Exclude the pictures, then repeat the remaining data exactly.

Entries from a visual dataset:
BEGIN

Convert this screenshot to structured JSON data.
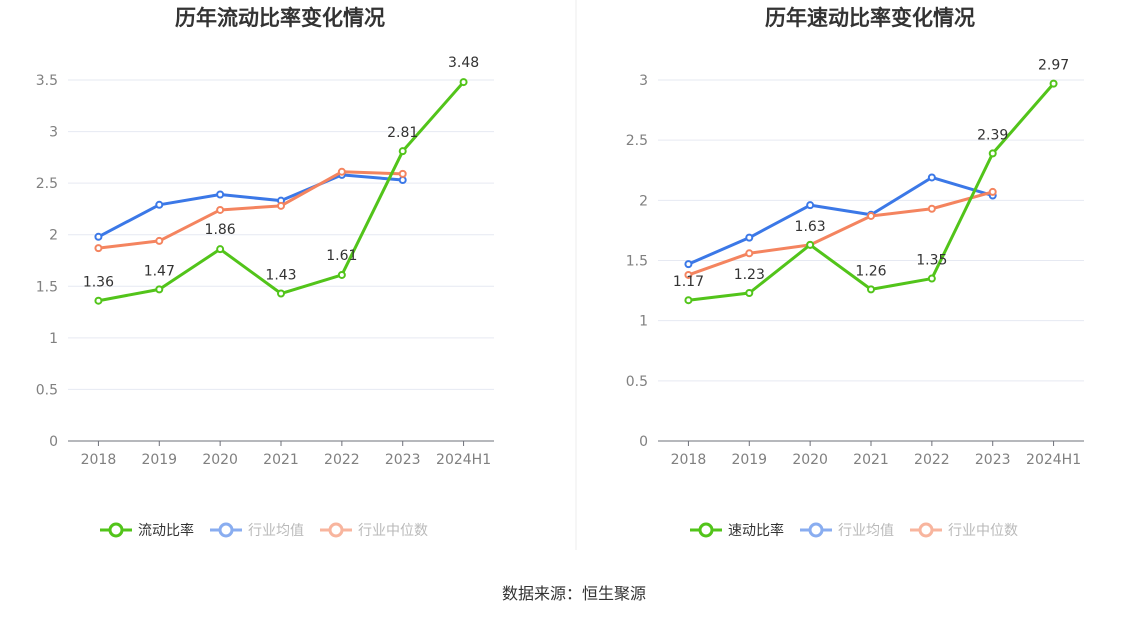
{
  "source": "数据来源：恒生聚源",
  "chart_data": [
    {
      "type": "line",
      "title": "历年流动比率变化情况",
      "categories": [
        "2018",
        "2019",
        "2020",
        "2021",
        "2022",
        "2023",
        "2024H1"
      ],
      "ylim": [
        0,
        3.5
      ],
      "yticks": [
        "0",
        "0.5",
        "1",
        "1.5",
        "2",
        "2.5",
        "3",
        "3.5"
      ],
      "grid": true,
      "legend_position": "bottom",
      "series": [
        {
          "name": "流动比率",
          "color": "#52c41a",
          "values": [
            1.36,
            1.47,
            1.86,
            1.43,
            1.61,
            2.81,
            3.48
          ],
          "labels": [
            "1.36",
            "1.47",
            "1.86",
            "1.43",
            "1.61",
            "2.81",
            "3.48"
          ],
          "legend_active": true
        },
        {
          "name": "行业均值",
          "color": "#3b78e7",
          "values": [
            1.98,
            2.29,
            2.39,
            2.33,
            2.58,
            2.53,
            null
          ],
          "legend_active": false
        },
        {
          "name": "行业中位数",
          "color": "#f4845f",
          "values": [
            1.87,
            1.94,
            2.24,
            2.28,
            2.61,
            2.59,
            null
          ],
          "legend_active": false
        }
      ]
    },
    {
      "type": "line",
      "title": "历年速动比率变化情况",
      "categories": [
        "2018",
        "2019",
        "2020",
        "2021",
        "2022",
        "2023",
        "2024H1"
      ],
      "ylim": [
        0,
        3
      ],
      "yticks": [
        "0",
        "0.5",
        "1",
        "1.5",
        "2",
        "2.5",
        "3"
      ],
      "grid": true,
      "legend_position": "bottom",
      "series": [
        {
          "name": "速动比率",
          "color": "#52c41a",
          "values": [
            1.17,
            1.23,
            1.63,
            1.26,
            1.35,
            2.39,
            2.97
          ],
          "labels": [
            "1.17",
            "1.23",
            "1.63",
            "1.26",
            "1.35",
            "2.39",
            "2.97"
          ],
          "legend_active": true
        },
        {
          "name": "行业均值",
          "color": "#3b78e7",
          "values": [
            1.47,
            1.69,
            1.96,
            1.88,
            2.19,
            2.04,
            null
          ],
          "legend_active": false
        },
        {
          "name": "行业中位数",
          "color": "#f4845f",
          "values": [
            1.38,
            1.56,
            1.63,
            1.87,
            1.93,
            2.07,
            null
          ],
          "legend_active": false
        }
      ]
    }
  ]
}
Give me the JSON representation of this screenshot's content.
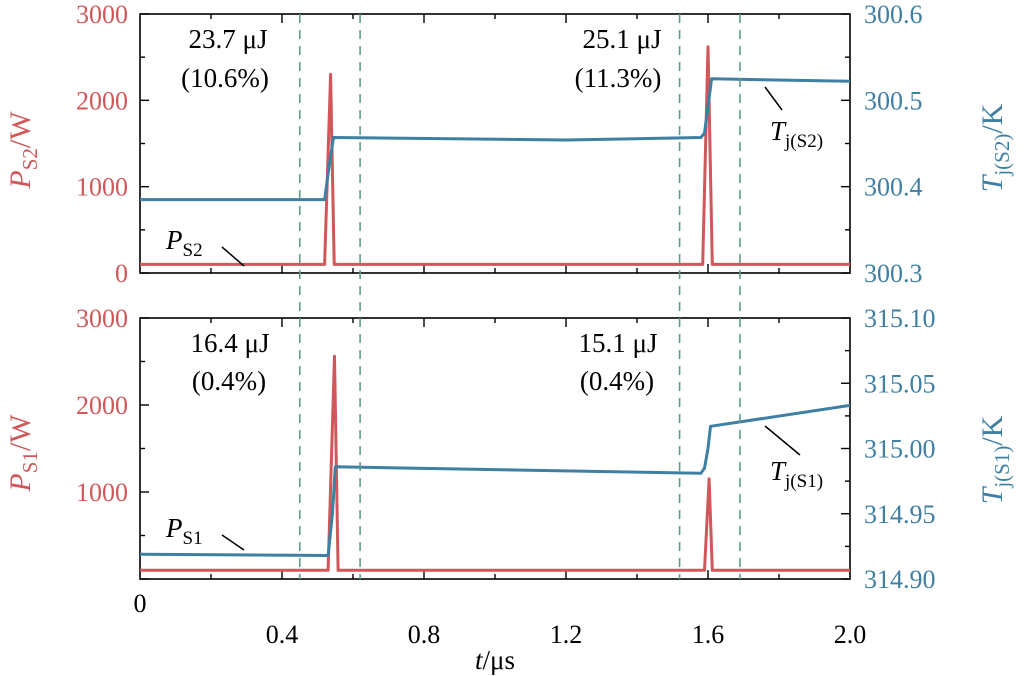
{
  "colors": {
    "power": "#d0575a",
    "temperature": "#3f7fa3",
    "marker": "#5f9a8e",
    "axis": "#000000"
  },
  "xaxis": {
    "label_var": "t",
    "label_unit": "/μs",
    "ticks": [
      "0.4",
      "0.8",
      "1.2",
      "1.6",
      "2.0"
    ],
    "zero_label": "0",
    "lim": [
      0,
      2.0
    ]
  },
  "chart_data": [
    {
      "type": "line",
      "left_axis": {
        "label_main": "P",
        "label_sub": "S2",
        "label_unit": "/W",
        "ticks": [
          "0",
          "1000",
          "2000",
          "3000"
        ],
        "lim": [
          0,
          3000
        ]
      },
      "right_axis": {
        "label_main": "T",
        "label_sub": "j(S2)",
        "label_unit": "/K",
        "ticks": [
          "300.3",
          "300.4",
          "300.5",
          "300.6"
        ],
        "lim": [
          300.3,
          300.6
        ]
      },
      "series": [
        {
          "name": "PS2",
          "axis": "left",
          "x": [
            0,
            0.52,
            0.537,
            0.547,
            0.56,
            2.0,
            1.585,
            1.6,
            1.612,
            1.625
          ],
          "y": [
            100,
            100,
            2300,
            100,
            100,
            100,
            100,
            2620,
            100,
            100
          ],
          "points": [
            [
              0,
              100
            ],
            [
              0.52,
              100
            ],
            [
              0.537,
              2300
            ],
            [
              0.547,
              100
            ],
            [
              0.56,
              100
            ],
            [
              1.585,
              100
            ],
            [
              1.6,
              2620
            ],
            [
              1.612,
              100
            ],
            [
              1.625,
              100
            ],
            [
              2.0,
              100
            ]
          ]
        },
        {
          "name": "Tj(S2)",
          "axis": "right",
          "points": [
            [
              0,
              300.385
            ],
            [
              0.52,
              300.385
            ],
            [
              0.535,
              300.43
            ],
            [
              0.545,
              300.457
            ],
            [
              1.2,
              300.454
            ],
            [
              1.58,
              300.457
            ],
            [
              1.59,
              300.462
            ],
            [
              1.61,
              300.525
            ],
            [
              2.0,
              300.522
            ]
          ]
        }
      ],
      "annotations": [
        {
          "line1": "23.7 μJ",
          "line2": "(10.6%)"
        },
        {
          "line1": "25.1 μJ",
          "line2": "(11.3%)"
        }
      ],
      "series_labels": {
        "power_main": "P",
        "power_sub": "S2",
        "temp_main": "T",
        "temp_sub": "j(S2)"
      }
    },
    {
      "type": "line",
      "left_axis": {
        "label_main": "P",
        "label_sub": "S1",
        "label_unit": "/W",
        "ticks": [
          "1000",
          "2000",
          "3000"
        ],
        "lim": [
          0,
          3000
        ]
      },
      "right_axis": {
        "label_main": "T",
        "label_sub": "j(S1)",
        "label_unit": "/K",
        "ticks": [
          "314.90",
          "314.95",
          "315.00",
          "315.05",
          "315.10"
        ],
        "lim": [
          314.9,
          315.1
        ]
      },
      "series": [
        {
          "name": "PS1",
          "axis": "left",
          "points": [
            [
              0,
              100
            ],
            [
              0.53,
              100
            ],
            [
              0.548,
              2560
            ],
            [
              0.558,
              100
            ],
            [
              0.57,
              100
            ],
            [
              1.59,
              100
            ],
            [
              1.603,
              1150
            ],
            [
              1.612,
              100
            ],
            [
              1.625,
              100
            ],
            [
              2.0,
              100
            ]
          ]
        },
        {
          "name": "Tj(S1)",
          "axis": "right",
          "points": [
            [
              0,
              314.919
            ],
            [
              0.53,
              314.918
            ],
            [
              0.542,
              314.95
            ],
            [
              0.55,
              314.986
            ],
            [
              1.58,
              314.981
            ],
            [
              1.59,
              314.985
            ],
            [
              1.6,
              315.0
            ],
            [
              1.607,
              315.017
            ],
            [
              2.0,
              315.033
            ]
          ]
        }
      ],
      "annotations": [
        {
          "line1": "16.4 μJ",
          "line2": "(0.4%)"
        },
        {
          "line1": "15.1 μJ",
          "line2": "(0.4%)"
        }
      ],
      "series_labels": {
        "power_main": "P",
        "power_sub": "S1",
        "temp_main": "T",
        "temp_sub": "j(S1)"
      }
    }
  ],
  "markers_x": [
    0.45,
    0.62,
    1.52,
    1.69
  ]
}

END

**Exercise answer**
Convert this screenshot to structured JSON data.
{
  "source": "数据来源：恒生聚源",
  "chart_data": [
    {
      "type": "line",
      "title": "历年流动比率变化情况",
      "categories": [
        "2018",
        "2019",
        "2020",
        "2021",
        "2022",
        "2023",
        "2024H1"
      ],
      "ylim": [
        0,
        3.5
      ],
      "yticks": [
        "0",
        "0.5",
        "1",
        "1.5",
        "2",
        "2.5",
        "3",
        "3.5"
      ],
      "grid": true,
      "legend_position": "bottom",
      "series": [
        {
          "name": "流动比率",
          "color": "#52c41a",
          "values": [
            1.36,
            1.47,
            1.86,
            1.43,
            1.61,
            2.81,
            3.48
          ],
          "labels": [
            "1.36",
            "1.47",
            "1.86",
            "1.43",
            "1.61",
            "2.81",
            "3.48"
          ],
          "legend_active": true
        },
        {
          "name": "行业均值",
          "color": "#3b78e7",
          "values": [
            1.98,
            2.29,
            2.39,
            2.33,
            2.58,
            2.53,
            null
          ],
          "legend_active": false
        },
        {
          "name": "行业中位数",
          "color": "#f4845f",
          "values": [
            1.87,
            1.94,
            2.24,
            2.28,
            2.61,
            2.59,
            null
          ],
          "legend_active": false
        }
      ]
    },
    {
      "type": "line",
      "title": "历年速动比率变化情况",
      "categories": [
        "2018",
        "2019",
        "2020",
        "2021",
        "2022",
        "2023",
        "2024H1"
      ],
      "ylim": [
        0,
        3
      ],
      "yticks": [
        "0",
        "0.5",
        "1",
        "1.5",
        "2",
        "2.5",
        "3"
      ],
      "grid": true,
      "legend_position": "bottom",
      "series": [
        {
          "name": "速动比率",
          "color": "#52c41a",
          "values": [
            1.17,
            1.23,
            1.63,
            1.26,
            1.35,
            2.39,
            2.97
          ],
          "labels": [
            "1.17",
            "1.23",
            "1.63",
            "1.26",
            "1.35",
            "2.39",
            "2.97"
          ],
          "legend_active": true
        },
        {
          "name": "行业均值",
          "color": "#3b78e7",
          "values": [
            1.47,
            1.69,
            1.96,
            1.88,
            2.19,
            2.04,
            null
          ],
          "legend_active": false
        },
        {
          "name": "行业中位数",
          "color": "#f4845f",
          "values": [
            1.38,
            1.56,
            1.63,
            1.87,
            1.93,
            2.07,
            null
          ],
          "legend_active": false
        }
      ]
    }
  ]
}
Give me the JSON representation of this screenshot's content.
{
  "colors": {
    "power": "#d0575a",
    "temperature": "#3f7fa3",
    "marker": "#5f9a8e",
    "axis": "#000000"
  },
  "xaxis": {
    "label_var": "t",
    "label_unit": "/μs",
    "ticks": [
      "0.4",
      "0.8",
      "1.2",
      "1.6",
      "2.0"
    ],
    "zero_label": "0",
    "lim": [
      0,
      2.0
    ]
  },
  "chart_data": [
    {
      "type": "line",
      "left_axis": {
        "label_main": "P",
        "label_sub": "S2",
        "label_unit": "/W",
        "ticks": [
          "0",
          "1000",
          "2000",
          "3000"
        ],
        "lim": [
          0,
          3000
        ]
      },
      "right_axis": {
        "label_main": "T",
        "label_sub": "j(S2)",
        "label_unit": "/K",
        "ticks": [
          "300.3",
          "300.4",
          "300.5",
          "300.6"
        ],
        "lim": [
          300.3,
          300.6
        ]
      },
      "series": [
        {
          "name": "PS2",
          "axis": "left",
          "x": [
            0,
            0.52,
            0.537,
            0.547,
            0.56,
            2.0,
            1.585,
            1.6,
            1.612,
            1.625
          ],
          "y": [
            100,
            100,
            2300,
            100,
            100,
            100,
            100,
            2620,
            100,
            100
          ],
          "points": [
            [
              0,
              100
            ],
            [
              0.52,
              100
            ],
            [
              0.537,
              2300
            ],
            [
              0.547,
              100
            ],
            [
              0.56,
              100
            ],
            [
              1.585,
              100
            ],
            [
              1.6,
              2620
            ],
            [
              1.612,
              100
            ],
            [
              1.625,
              100
            ],
            [
              2.0,
              100
            ]
          ]
        },
        {
          "name": "Tj(S2)",
          "axis": "right",
          "points": [
            [
              0,
              300.385
            ],
            [
              0.52,
              300.385
            ],
            [
              0.535,
              300.43
            ],
            [
              0.545,
              300.457
            ],
            [
              1.2,
              300.454
            ],
            [
              1.58,
              300.457
            ],
            [
              1.59,
              300.462
            ],
            [
              1.61,
              300.525
            ],
            [
              2.0,
              300.522
            ]
          ]
        }
      ],
      "annotations": [
        {
          "line1": "23.7 μJ",
          "line2": "(10.6%)"
        },
        {
          "line1": "25.1 μJ",
          "line2": "(11.3%)"
        }
      ],
      "series_labels": {
        "power_main": "P",
        "power_sub": "S2",
        "temp_main": "T",
        "temp_sub": "j(S2)"
      }
    },
    {
      "type": "line",
      "left_axis": {
        "label_main": "P",
        "label_sub": "S1",
        "label_unit": "/W",
        "ticks": [
          "1000",
          "2000",
          "3000"
        ],
        "lim": [
          0,
          3000
        ]
      },
      "right_axis": {
        "label_main": "T",
        "label_sub": "j(S1)",
        "label_unit": "/K",
        "ticks": [
          "314.90",
          "314.95",
          "315.00",
          "315.05",
          "315.10"
        ],
        "lim": [
          314.9,
          315.1
        ]
      },
      "series": [
        {
          "name": "PS1",
          "axis": "left",
          "points": [
            [
              0,
              100
            ],
            [
              0.53,
              100
            ],
            [
              0.548,
              2560
            ],
            [
              0.558,
              100
            ],
            [
              0.57,
              100
            ],
            [
              1.59,
              100
            ],
            [
              1.603,
              1150
            ],
            [
              1.612,
              100
            ],
            [
              1.625,
              100
            ],
            [
              2.0,
              100
            ]
          ]
        },
        {
          "name": "Tj(S1)",
          "axis": "right",
          "points": [
            [
              0,
              314.919
            ],
            [
              0.53,
              314.918
            ],
            [
              0.542,
              314.95
            ],
            [
              0.55,
              314.986
            ],
            [
              1.58,
              314.981
            ],
            [
              1.59,
              314.985
            ],
            [
              1.6,
              315.0
            ],
            [
              1.607,
              315.017
            ],
            [
              2.0,
              315.033
            ]
          ]
        }
      ],
      "annotations": [
        {
          "line1": "16.4 μJ",
          "line2": "(0.4%)"
        },
        {
          "line1": "15.1 μJ",
          "line2": "(0.4%)"
        }
      ],
      "series_labels": {
        "power_main": "P",
        "power_sub": "S1",
        "temp_main": "T",
        "temp_sub": "j(S1)"
      }
    }
  ],
  "markers_x": [
    0.45,
    0.62,
    1.52,
    1.69
  ]
}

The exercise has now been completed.